Make an exact copy of all the entries, with the pictures left out.

* **Given records**
———
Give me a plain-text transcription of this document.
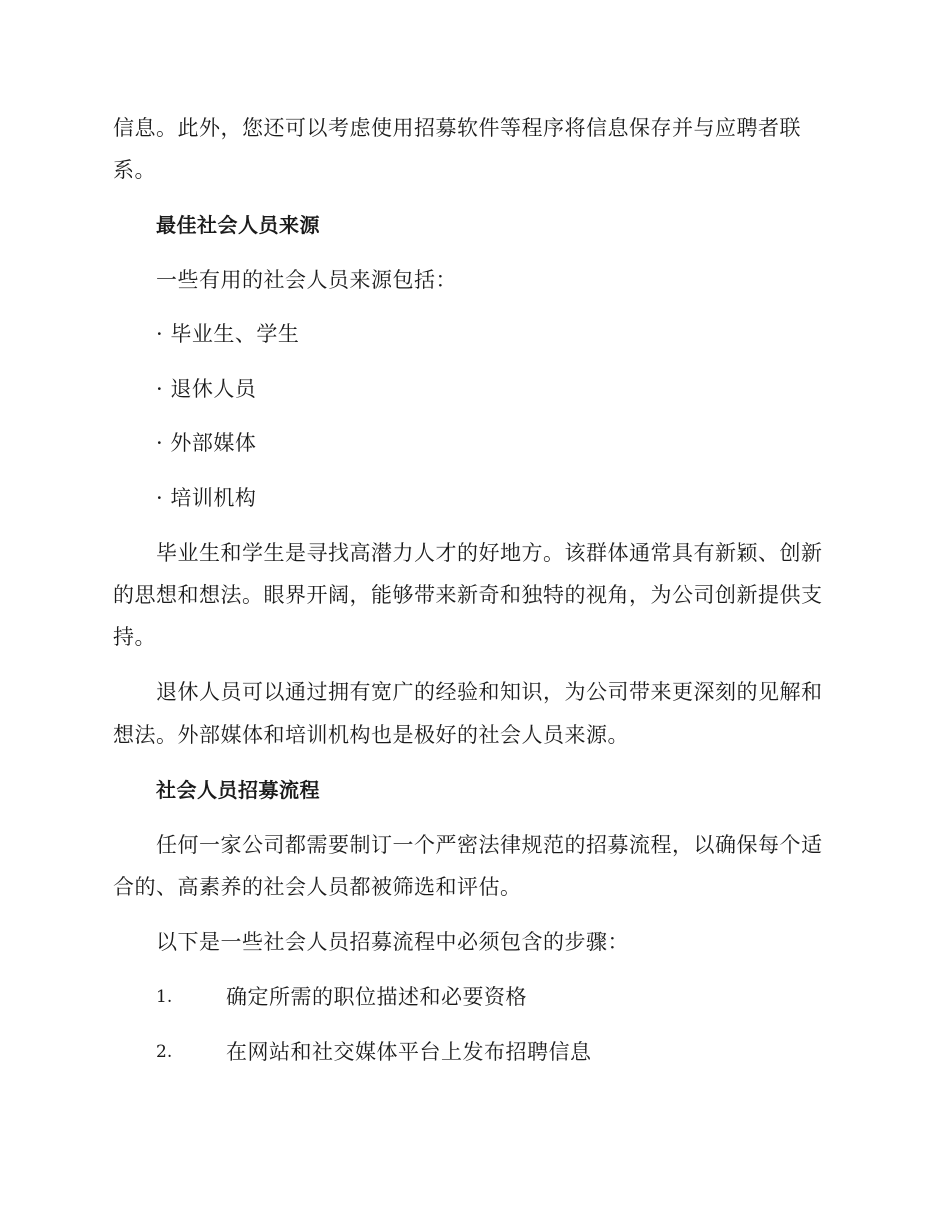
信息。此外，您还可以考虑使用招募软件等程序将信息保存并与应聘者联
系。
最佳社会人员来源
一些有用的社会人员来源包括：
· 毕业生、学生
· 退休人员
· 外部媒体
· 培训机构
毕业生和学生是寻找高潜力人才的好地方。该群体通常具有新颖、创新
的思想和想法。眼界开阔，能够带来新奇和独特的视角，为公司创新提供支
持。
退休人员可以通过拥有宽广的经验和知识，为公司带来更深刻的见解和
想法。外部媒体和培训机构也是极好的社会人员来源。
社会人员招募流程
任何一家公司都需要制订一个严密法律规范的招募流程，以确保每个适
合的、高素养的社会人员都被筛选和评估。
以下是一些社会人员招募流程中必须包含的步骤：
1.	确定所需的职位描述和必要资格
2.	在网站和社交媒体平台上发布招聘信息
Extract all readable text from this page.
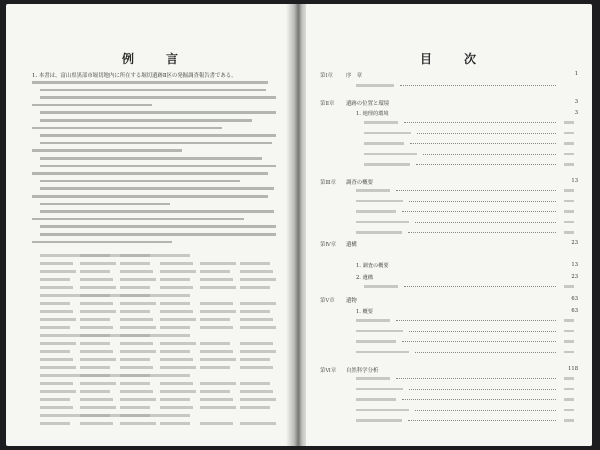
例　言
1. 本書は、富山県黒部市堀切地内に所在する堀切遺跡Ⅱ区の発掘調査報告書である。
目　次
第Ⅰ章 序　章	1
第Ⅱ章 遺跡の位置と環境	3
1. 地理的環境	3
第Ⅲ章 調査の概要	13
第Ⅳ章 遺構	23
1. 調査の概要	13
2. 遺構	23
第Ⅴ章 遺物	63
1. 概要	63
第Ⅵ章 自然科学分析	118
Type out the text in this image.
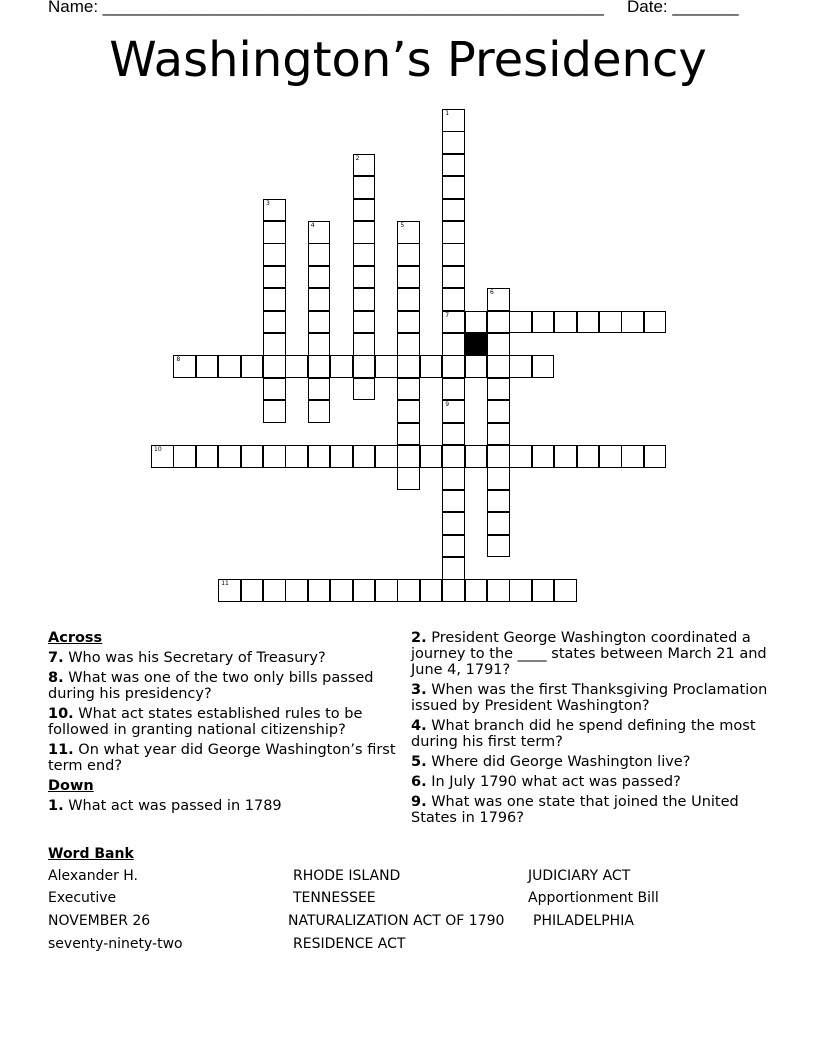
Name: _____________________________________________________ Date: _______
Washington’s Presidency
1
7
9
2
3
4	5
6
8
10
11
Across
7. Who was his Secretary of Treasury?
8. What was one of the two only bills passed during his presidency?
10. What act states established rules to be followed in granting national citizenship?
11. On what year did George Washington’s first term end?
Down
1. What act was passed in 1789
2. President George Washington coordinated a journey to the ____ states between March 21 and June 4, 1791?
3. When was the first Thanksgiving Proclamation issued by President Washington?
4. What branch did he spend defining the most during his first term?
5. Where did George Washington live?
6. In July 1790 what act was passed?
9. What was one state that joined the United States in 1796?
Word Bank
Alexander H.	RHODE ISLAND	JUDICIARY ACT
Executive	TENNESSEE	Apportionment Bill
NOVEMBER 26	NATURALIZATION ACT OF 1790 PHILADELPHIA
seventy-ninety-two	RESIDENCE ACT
———
* **Written answer**
Give me a plain-text transcription of this document.
信息。此外，您还可以考虑使用招募软件等程序将信息保存并与应聘者联
系。
最佳社会人员来源
一些有用的社会人员来源包括：
· 毕业生、学生
· 退休人员
· 外部媒体
· 培训机构
毕业生和学生是寻找高潜力人才的好地方。该群体通常具有新颖、创新
的思想和想法。眼界开阔，能够带来新奇和独特的视角，为公司创新提供支
持。
退休人员可以通过拥有宽广的经验和知识，为公司带来更深刻的见解和
想法。外部媒体和培训机构也是极好的社会人员来源。
社会人员招募流程
任何一家公司都需要制订一个严密法律规范的招募流程，以确保每个适
合的、高素养的社会人员都被筛选和评估。
以下是一些社会人员招募流程中必须包含的步骤：
1.	确定所需的职位描述和必要资格
2.	在网站和社交媒体平台上发布招聘信息
Extract all readable text from this page.
例　言
1. 本書は、富山県黒部市堀切地内に所在する堀切遺跡Ⅱ区の発掘調査報告書である。
目　次
第Ⅰ章 序　章	1
第Ⅱ章 遺跡の位置と環境	3
1. 地理的環境	3
第Ⅲ章 調査の概要	13
第Ⅳ章 遺構	23
1. 調査の概要	13
2. 遺構	23
第Ⅴ章 遺物	63
1. 概要	63
第Ⅵ章 自然科学分析	118
Type out the text in this image.
Name: _____________________________________________________ Date: _______
Washington’s Presidency
1
7
9
2
3
4	5
6
8
10
11
Across
7. Who was his Secretary of Treasury?
8. What was one of the two only bills passed during his presidency?
10. What act states established rules to be followed in granting national citizenship?
11. On what year did George Washington’s first term end?
Down
1. What act was passed in 1789
2. President George Washington coordinated a journey to the ____ states between March 21 and June 4, 1791?
3. When was the first Thanksgiving Proclamation issued by President Washington?
4. What branch did he spend defining the most during his first term?
5. Where did George Washington live?
6. In July 1790 what act was passed?
9. What was one state that joined the United States in 1796?
Word Bank
Alexander H.	RHODE ISLAND	JUDICIARY ACT
Executive	TENNESSEE	Apportionment Bill
NOVEMBER 26	NATURALIZATION ACT OF 1790 PHILADELPHIA
seventy-ninety-two	RESIDENCE ACT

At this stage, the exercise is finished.